= ARTICLE =
La retraite approche et parmi mes nombreux projets pour cette heureuse période, il y a un déménagement pour échanger mon petit appartement pour une maison avec un atelier !
Je commence donc à m'équiper, mais pour en profiter dès maintenant, je vais m'aménager un petit coin dans la cave.
Un établi digne de ce nom ne passerait pas dans le petit escalier qui mène à la cave, donc je vais fabriquer un établi rudimentaire mais fonctionnel, pour juste quelques années, ça ne me posera pas de problème de le laisser sur place quand je partirai.

Le "challenge" est double :
  • fabriquer un établi... sans établi
  • réaliser toutes les opérations uniquement avec des outils à main

Voici donc la situation de départ...
Ci-dessous, la table branlante qui me sert pour bricoler. Elle était sur place quand j'ai acheté l'appartement, et le bout de cave qui va avec.
Elle est de taille respectable (plateau de 2 mètres sur 60 cm), mais il n'y a aucun assemblage, la ceinture est simplement vissée sur les pieds, etc.
Le tas de chevrons en douglas qui va devenir l'établi.
Pour 10 euros, j'ai trouvé cette vis en occasion, il faut juste enlever l'horrible couche de peinture blanche...

Et pour réaliser l'établi, faisons le tour de mes machines
Voici ma dégauchisseuse-raboteuse, modèles 6 et 4 de chez Stanley
Ma scie à ruban Dexter :
Ma perceuse à colonne Peugeot Frères :
Et ma toupie :
Je ne vais pas ennuyer beaucoup mes voisins avec le bruit de ces machines !
C'est un choix. J'ai travaillé plus de 10 ans avec des machines, je sais ce que c'est. Et je privilégie le plaisir de tout faire à la main. L'électricité ce sera juste pour la lumière ;):

Fabrication de la presse
Comme je fabrique un établi, c'est que je n'en ai pas ! Et donc pour raboter, il faut faire avec les moyens du bord...
Je me suis fabriqué deux griffes rudimentaires, que je fais tenir avec des serre-joints sur la vieille table trouvée dans la cave.
La pièce de bois est bien maintenue par les deux griffes, mais la table bouge... C'est utilisable quand même, heureusement.
J'adore les longs copeaux que ça fait. Ça change de la toupie ! Et je suis surpris, ça va assez vite.
Une fois les 3 pièces collées, avec une fausse languette en contreplaqué de 10, je passe à l'étape suivante.
J'ai récupéré du hêtre, deux blocs de 450x450x40 lorsque le fiston m'a demandé de faire des découpes dans le plan de travail de sa cuisine.
Je vais renforcer l'établi, réalisé en douglas, avec ce bois dur aux endroits stratégiques
Collage de la pièce de hêtre sur la presse

Fabrication du bâti
Pour fabriquer les mortaises, je me suis fabriqué un petit guide : deux simples planches assemblées d'équerre.
C'est tout simple, mais très pratique pour percer droit au vilebrequin
En plus, ça sert aussi de jauge de profondeur.
Évidemment, une fois les trous effectués, il faut sortir le ciseau et le bédane pour terminer chaque mortaise.
Fabrication des chevilles.

= DONNÉES FOURNIES =
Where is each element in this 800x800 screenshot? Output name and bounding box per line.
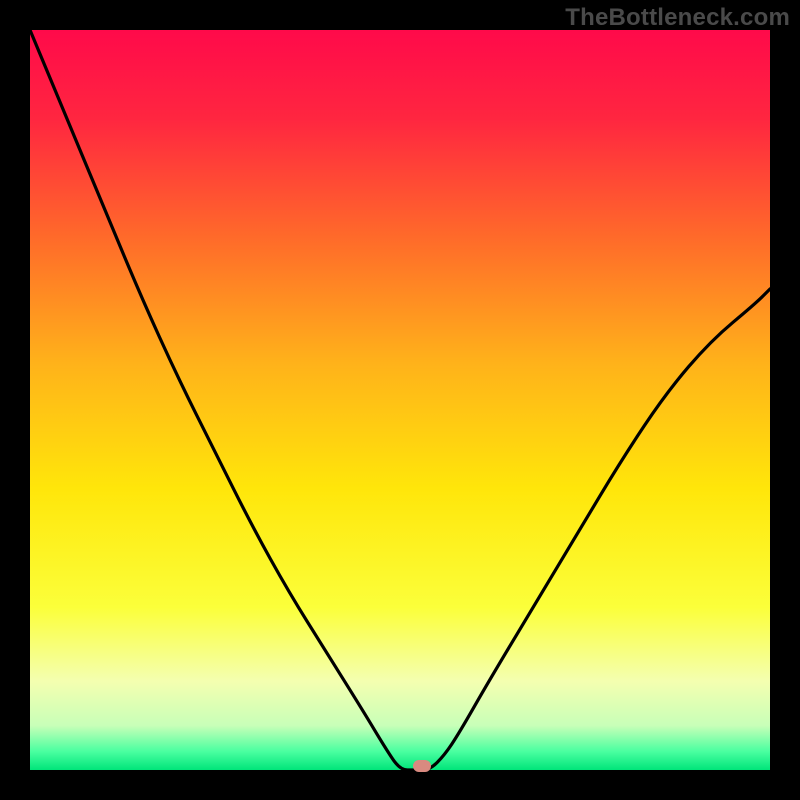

= CONSIGNES ET EXIGENCES =
D'après l'article sur la fabrication de l'établi, combien a coûté la vis achetée d'occasion ?

= RÉSULTAT DE L'EXERCICE =
10 euros.